*Instruction A*:
Using the sale price study notebook, answer the following:
(i) From which file path is the data loaded?
(ii) How many columns and rows does the dataset include?
(iii) Approximately what share of the data is missing?
*Instruction B*: Retype the stretch of the sale price study notebook from "# Data Exploration" through "pandas_report.to_notebook_iframe()", matching its wording precisely.

*Selected extract*:
◆ ◆ ◆ ◆ ◆ ◆ ◆

# Sale Price Study Notebook


## Objectives

- Answer business requirement 1

## Inputs

- The data loaded from the Data Collection Notebook: outputs/datasets/collection/house_prices_records.csv

## Outputs

- Correlation plots that answer business requirement 1.

## Additional Comments

* In case you have any additional comments that don't fit in the previous bullets, please state them here. 


---

# Change working directory

* We are assuming you will store the notebooks in a subfolder, therefore when running the notebook in the editor, you will need to change the working directory

We need to change the working directory from its current folder to its parent folder
* We access the current directory with os.getcwd()

In [None]:
import os
current_dir = os.getcwd()
current_dir

We want to make the parent of the current directory the new current directory
* os.path.dirname() gets the parent directory
* os.chir() defines the new current directory

In [None]:
os.chdir(os.path.dirname(current_dir))
print("You set a new current directory")

Confirm the new current directory

In [None]:
current_dir = os.getcwd()
current_dir

# Load Data

First, we will load the house prices dataset previously gathered and stored in the repository during the Data Collection phase. 

We will then display the first few rows of the dataset to confirm its structure and contents:

In [None]:
import pandas as pd

# Load the house prices dataset
df = (pd.read_csv("outputs/datasets/collection/house_prices_records.csv"))

# Display the first five rows of the dataframe to inspect the data
df.head()

---

# Data Exploration

Next, we will utilize Pandas Profiling to conduct a detailed exploration of the dataframe.

This enables us to review and analyze the dataset’s structure, highlighting key aspects such as missing values, variable distributions, and potential anomalies.

In [None]:
from ydata_profiling import ProfileReport

# Generate a minimal report of the df DataFrame
pandas_report = ProfileReport(df=df, minimal=True)

# Display the report within the Jupyter Notebook
pandas_report.to_notebook_iframe()

**Dataset Overview**: Our review of the dataset provides the following:
- The dataset includes **24 columns** and **1460 rows**.
- Of these columns, **20 contain numerical data** while the remaining **4 are text variables** used as categorical identifiers.
- Importantly, the **"OverallCond"** and **"OverallQual"** variables use numerical values to scale the quality and condition of properties. <br> A similar approach may become helpful for the text-based categorical variables aswell.

Additionally, approximately 10% of the data is missing across various columns, a concern that will need to be addressed.

◆ ◆ ◆ ◆ ◆ ◆ ◆

*Data entries*:
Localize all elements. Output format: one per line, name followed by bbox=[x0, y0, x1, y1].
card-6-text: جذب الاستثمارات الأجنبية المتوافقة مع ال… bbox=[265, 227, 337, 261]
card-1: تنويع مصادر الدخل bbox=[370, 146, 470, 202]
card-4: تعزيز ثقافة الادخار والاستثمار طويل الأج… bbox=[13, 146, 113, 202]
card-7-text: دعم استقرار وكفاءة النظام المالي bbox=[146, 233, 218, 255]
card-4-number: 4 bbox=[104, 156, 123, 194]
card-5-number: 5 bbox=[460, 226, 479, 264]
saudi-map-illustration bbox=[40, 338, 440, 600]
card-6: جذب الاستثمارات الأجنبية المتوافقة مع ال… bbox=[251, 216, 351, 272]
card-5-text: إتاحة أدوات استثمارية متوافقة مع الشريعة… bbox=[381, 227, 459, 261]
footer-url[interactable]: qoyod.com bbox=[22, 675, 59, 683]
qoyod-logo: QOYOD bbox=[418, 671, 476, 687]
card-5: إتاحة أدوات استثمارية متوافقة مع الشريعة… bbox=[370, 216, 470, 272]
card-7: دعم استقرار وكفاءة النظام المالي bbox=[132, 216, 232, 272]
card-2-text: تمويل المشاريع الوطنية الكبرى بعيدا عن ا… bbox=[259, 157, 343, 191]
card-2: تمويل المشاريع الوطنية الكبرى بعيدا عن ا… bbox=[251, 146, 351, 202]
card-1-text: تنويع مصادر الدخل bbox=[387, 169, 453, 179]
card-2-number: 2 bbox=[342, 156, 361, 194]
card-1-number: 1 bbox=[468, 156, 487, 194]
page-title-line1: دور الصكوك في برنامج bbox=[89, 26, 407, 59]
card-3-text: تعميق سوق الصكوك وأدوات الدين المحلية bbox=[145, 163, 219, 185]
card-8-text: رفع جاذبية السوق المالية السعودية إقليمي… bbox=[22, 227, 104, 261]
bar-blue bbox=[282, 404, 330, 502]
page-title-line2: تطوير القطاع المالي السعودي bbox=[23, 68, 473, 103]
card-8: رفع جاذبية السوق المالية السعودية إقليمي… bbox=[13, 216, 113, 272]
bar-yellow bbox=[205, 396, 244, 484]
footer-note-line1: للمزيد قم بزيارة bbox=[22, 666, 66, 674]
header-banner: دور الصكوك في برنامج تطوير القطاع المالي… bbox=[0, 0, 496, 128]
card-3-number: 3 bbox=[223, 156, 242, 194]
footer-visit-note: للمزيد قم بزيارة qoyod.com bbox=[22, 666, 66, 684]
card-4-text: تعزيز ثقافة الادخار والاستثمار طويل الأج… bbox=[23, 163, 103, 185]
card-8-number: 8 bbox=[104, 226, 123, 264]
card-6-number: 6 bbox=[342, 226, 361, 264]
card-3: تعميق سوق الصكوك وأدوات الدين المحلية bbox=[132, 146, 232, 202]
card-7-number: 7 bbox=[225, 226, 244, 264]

◆ ◆ ◆ ◆ ◆ ◆ ◆

*Correct output A*:
(i) outputs/datasets/collection/house_prices_records.csv
(ii) 24 columns and 1460 rows
(iii) Approximately 10%

*Correct output B*:
# Data Exploration

Next, we will utilize Pandas Profiling to conduct a detailed exploration of the dataframe.

This enables us to review and analyze the dataset’s structure, highlighting key aspects such as missing values, variable distributions, and potential anomalies.

In [None]:
from ydata_profiling import ProfileReport

# Generate a minimal report of the df DataFrame
pandas_report = ProfileReport(df=df, minimal=True)

# Display the report within the Jupyter Notebook
pandas_report.to_notebook_iframe()